(Rows from a figure dataset)
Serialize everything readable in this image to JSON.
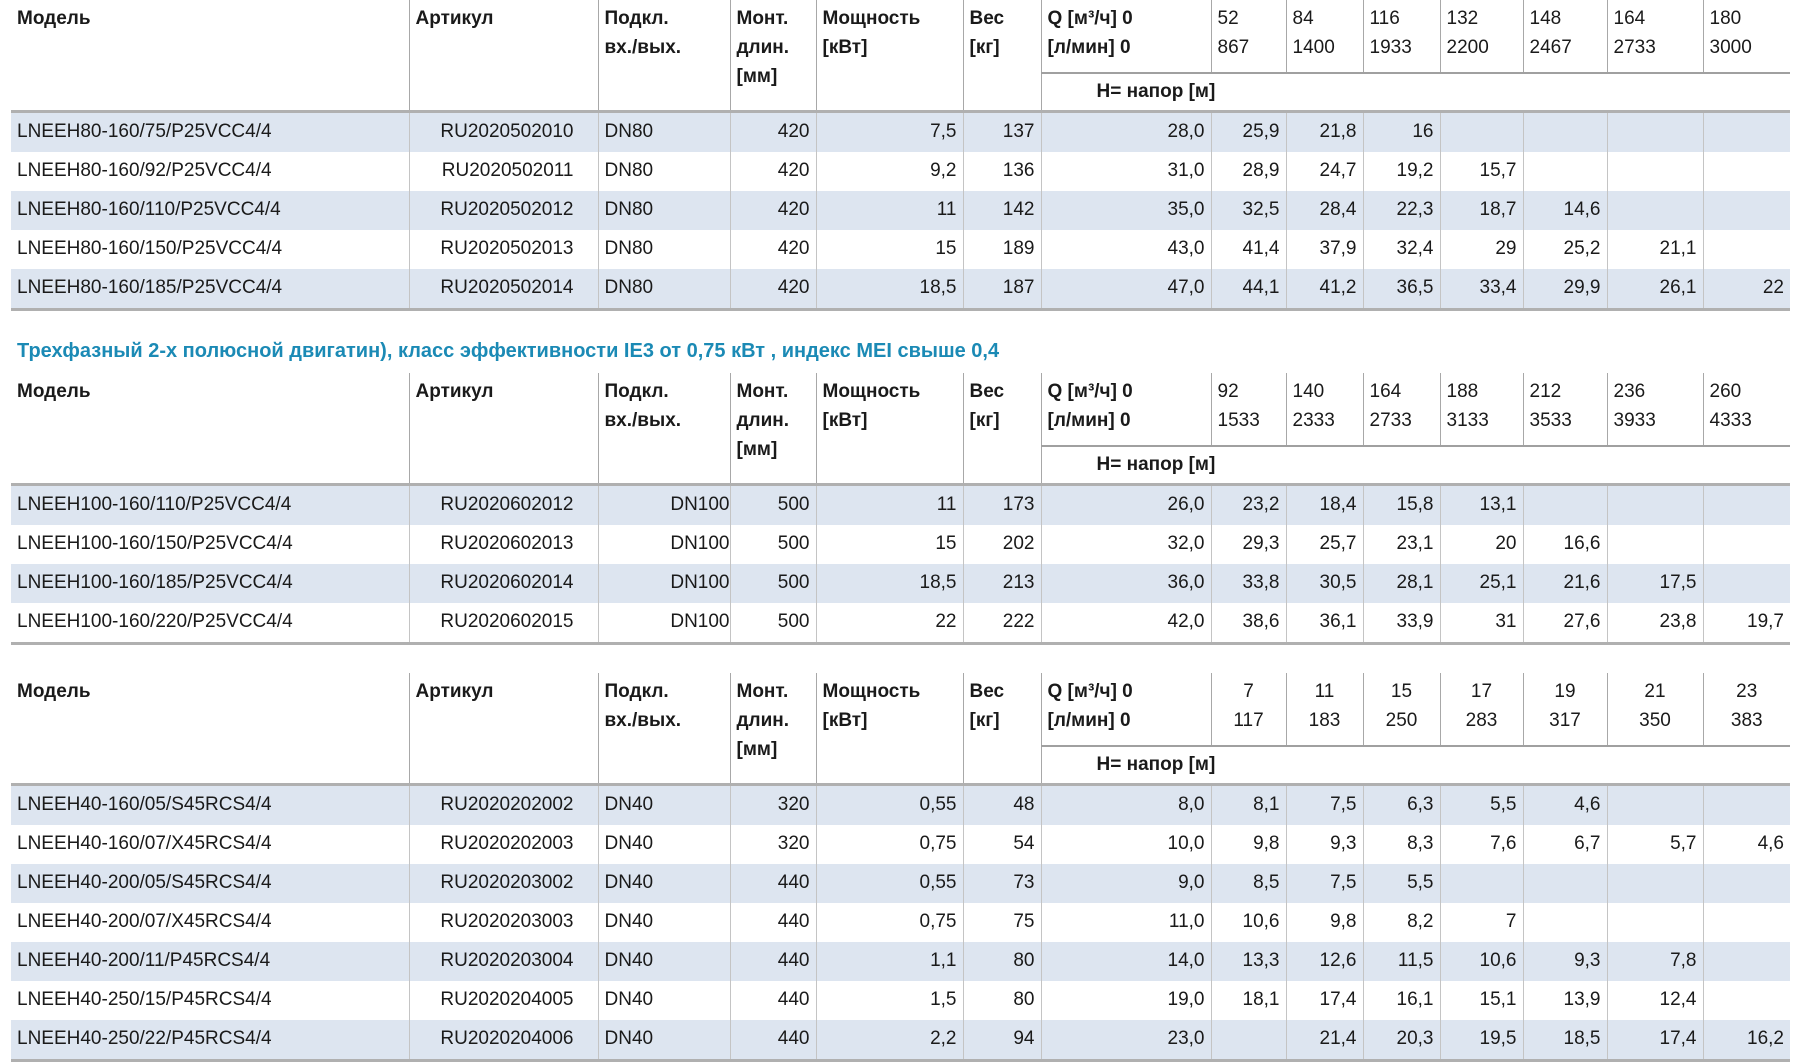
{
  "section_title": "Трехфазный 2-х полюсной двигатин), класс эффективности IE3 от 0,75 кВт ,  индекс MEI свыше 0,4",
  "tables": [
    {
      "header": {
        "model": "Модель",
        "article": "Артикул",
        "connection": [
          "Подкл.",
          "вх./вых."
        ],
        "length": [
          "Монт.",
          "длин.",
          "[мм]"
        ],
        "power": [
          "Мощность",
          "[кВт]"
        ],
        "weight": [
          "Вес",
          "[кг]"
        ],
        "q_m3h": "Q [м³/ч] 0",
        "q_lmin": "[л/мин] 0",
        "head": "H= напор [м]"
      },
      "q_columns": [
        {
          "m3h": 52,
          "lmin": 867
        },
        {
          "m3h": 84,
          "lmin": 1400
        },
        {
          "m3h": 116,
          "lmin": 1933
        },
        {
          "m3h": 132,
          "lmin": 2200
        },
        {
          "m3h": 148,
          "lmin": 2467
        },
        {
          "m3h": 164,
          "lmin": 2733
        },
        {
          "m3h": 180,
          "lmin": 3000
        }
      ],
      "rows": [
        {
          "model": "LNEEH80-160/75/P25VCC4/4",
          "article": "RU2020502010",
          "connection": "DN80",
          "length": 420,
          "power": "7,5",
          "weight": 137,
          "heads": [
            "28,0",
            "25,9",
            "21,8",
            16,
            null,
            null,
            null,
            null
          ]
        },
        {
          "model": "LNEEH80-160/92/P25VCC4/4",
          "article": "RU2020502011",
          "connection": "DN80",
          "length": 420,
          "power": "9,2",
          "weight": 136,
          "heads": [
            "31,0",
            "28,9",
            "24,7",
            "19,2",
            "15,7",
            null,
            null,
            null
          ]
        },
        {
          "model": "LNEEH80-160/110/P25VCC4/4",
          "article": "RU2020502012",
          "connection": "DN80",
          "length": 420,
          "power": 11,
          "weight": 142,
          "heads": [
            "35,0",
            "32,5",
            "28,4",
            "22,3",
            "18,7",
            "14,6",
            null,
            null
          ]
        },
        {
          "model": "LNEEH80-160/150/P25VCC4/4",
          "article": "RU2020502013",
          "connection": "DN80",
          "length": 420,
          "power": 15,
          "weight": 189,
          "heads": [
            "43,0",
            "41,4",
            "37,9",
            "32,4",
            29,
            "25,2",
            "21,1",
            null
          ]
        },
        {
          "model": "LNEEH80-160/185/P25VCC4/4",
          "article": "RU2020502014",
          "connection": "DN80",
          "length": 420,
          "power": "18,5",
          "weight": 187,
          "heads": [
            "47,0",
            "44,1",
            "41,2",
            "36,5",
            "33,4",
            "29,9",
            "26,1",
            22
          ]
        }
      ]
    },
    {
      "header": {
        "model": "Модель",
        "article": "Артикул",
        "connection": [
          "Подкл.",
          "вх./вых."
        ],
        "length": [
          "Монт.",
          "длин.",
          "[мм]"
        ],
        "power": [
          "Мощность",
          "[кВт]"
        ],
        "weight": [
          "Вес",
          "[кг]"
        ],
        "q_m3h": "Q [м³/ч] 0",
        "q_lmin": "[л/мин] 0",
        "head": "H= напор [м]"
      },
      "q_columns": [
        {
          "m3h": 92,
          "lmin": 1533
        },
        {
          "m3h": 140,
          "lmin": 2333
        },
        {
          "m3h": 164,
          "lmin": 2733
        },
        {
          "m3h": 188,
          "lmin": 3133
        },
        {
          "m3h": 212,
          "lmin": 3533
        },
        {
          "m3h": 236,
          "lmin": 3933
        },
        {
          "m3h": 260,
          "lmin": 4333
        }
      ],
      "rows": [
        {
          "model": "LNEEH100-160/110/P25VCC4/4",
          "article": "RU2020602012",
          "connection": "DN100",
          "length": 500,
          "power": 11,
          "weight": 173,
          "heads": [
            "26,0",
            "23,2",
            "18,4",
            "15,8",
            "13,1",
            null,
            null,
            null
          ]
        },
        {
          "model": "LNEEH100-160/150/P25VCC4/4",
          "article": "RU2020602013",
          "connection": "DN100",
          "length": 500,
          "power": 15,
          "weight": 202,
          "heads": [
            "32,0",
            "29,3",
            "25,7",
            "23,1",
            20,
            "16,6",
            null,
            null
          ]
        },
        {
          "model": "LNEEH100-160/185/P25VCC4/4",
          "article": "RU2020602014",
          "connection": "DN100",
          "length": 500,
          "power": "18,5",
          "weight": 213,
          "heads": [
            "36,0",
            "33,8",
            "30,5",
            "28,1",
            "25,1",
            "21,6",
            "17,5",
            null
          ]
        },
        {
          "model": "LNEEH100-160/220/P25VCC4/4",
          "article": "RU2020602015",
          "connection": "DN100",
          "length": 500,
          "power": 22,
          "weight": 222,
          "heads": [
            "42,0",
            "38,6",
            "36,1",
            "33,9",
            31,
            "27,6",
            "23,8",
            "19,7"
          ]
        }
      ]
    },
    {
      "header": {
        "model": "Модель",
        "article": "Артикул",
        "connection": [
          "Подкл.",
          "вх./вых."
        ],
        "length": [
          "Монт.",
          "длин.",
          "[мм]"
        ],
        "power": [
          "Мощность",
          "[кВт]"
        ],
        "weight": [
          "Вес",
          "[кг]"
        ],
        "q_m3h": "Q [м³/ч] 0",
        "q_lmin": "[л/мин] 0",
        "head": "H= напор [м]"
      },
      "q_columns": [
        {
          "m3h": 7,
          "lmin": 117
        },
        {
          "m3h": 11,
          "lmin": 183
        },
        {
          "m3h": 15,
          "lmin": 250
        },
        {
          "m3h": 17,
          "lmin": 283
        },
        {
          "m3h": 19,
          "lmin": 317
        },
        {
          "m3h": 21,
          "lmin": 350
        },
        {
          "m3h": 23,
          "lmin": 383
        }
      ],
      "rows": [
        {
          "model": "LNEEH40-160/05/S45RCS4/4",
          "article": "RU2020202002",
          "connection": "DN40",
          "length": 320,
          "power": "0,55",
          "weight": 48,
          "heads": [
            "8,0",
            "8,1",
            "7,5",
            "6,3",
            "5,5",
            "4,6",
            null,
            null
          ]
        },
        {
          "model": "LNEEH40-160/07/X45RCS4/4",
          "article": "RU2020202003",
          "connection": "DN40",
          "length": 320,
          "power": "0,75",
          "weight": 54,
          "heads": [
            "10,0",
            "9,8",
            "9,3",
            "8,3",
            "7,6",
            "6,7",
            "5,7",
            "4,6"
          ]
        },
        {
          "model": "LNEEH40-200/05/S45RCS4/4",
          "article": "RU2020203002",
          "connection": "DN40",
          "length": 440,
          "power": "0,55",
          "weight": 73,
          "heads": [
            "9,0",
            "8,5",
            "7,5",
            "5,5",
            null,
            null,
            null,
            null
          ]
        },
        {
          "model": "LNEEH40-200/07/X45RCS4/4",
          "article": "RU2020203003",
          "connection": "DN40",
          "length": 440,
          "power": "0,75",
          "weight": 75,
          "heads": [
            "11,0",
            "10,6",
            "9,8",
            "8,2",
            7,
            null,
            null,
            null
          ]
        },
        {
          "model": "LNEEH40-200/11/P45RCS4/4",
          "article": "RU2020203004",
          "connection": "DN40",
          "length": 440,
          "power": "1,1",
          "weight": 80,
          "heads": [
            "14,0",
            "13,3",
            "12,6",
            "11,5",
            "10,6",
            "9,3",
            "7,8",
            null
          ]
        },
        {
          "model": "LNEEH40-250/15/P45RCS4/4",
          "article": "RU2020204005",
          "connection": "DN40",
          "length": 440,
          "power": "1,5",
          "weight": 80,
          "heads": [
            "19,0",
            "18,1",
            "17,4",
            "16,1",
            "15,1",
            "13,9",
            "12,4",
            null
          ]
        },
        {
          "model": "LNEEH40-250/22/P45RCS4/4",
          "article": "RU2020204006",
          "connection": "DN40",
          "length": 440,
          "power": "2,2",
          "weight": 94,
          "heads": [
            "23,0",
            null,
            "21,4",
            "20,3",
            "19,5",
            "18,5",
            "17,4",
            "16,2"
          ]
        }
      ]
    }
  ]
}
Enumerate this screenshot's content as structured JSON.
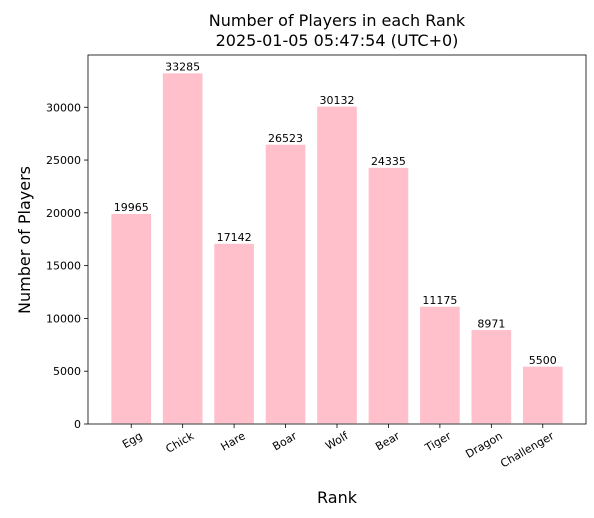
{
  "chart_data": {
    "type": "bar",
    "title": "Number of Players in each Rank",
    "subtitle": "2025-01-05 05:47:54 (UTC+0)",
    "x_label": "Rank",
    "y_label": "Number of Players",
    "categories": [
      "Egg",
      "Chick",
      "Hare",
      "Boar",
      "Wolf",
      "Bear",
      "Tiger",
      "Dragon",
      "Challenger"
    ],
    "values": [
      19965,
      33285,
      17142,
      26523,
      30132,
      24335,
      11175,
      8971,
      5500
    ],
    "color": "#ffc0cb",
    "ylim": [
      0,
      34950
    ],
    "yticks": [
      0,
      5000,
      10000,
      15000,
      20000,
      25000,
      30000
    ],
    "grid": false
  }
}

Stated problem -> Only the lines from the one containing "Enumerate this screenshot's" through the last line of the data belong in the copy, both included and reproduced exactly. Pictures do not.

Task output ->
Enumerate this screenshot's content as structured JSON.
{
  "chart_data": {
    "type": "bar",
    "title": "Number of Players in each Rank",
    "subtitle": "2025-01-05 05:47:54 (UTC+0)",
    "x_label": "Rank",
    "y_label": "Number of Players",
    "categories": [
      "Egg",
      "Chick",
      "Hare",
      "Boar",
      "Wolf",
      "Bear",
      "Tiger",
      "Dragon",
      "Challenger"
    ],
    "values": [
      19965,
      33285,
      17142,
      26523,
      30132,
      24335,
      11175,
      8971,
      5500
    ],
    "color": "#ffc0cb",
    "ylim": [
      0,
      34950
    ],
    "yticks": [
      0,
      5000,
      10000,
      15000,
      20000,
      25000,
      30000
    ],
    "grid": false
  }
}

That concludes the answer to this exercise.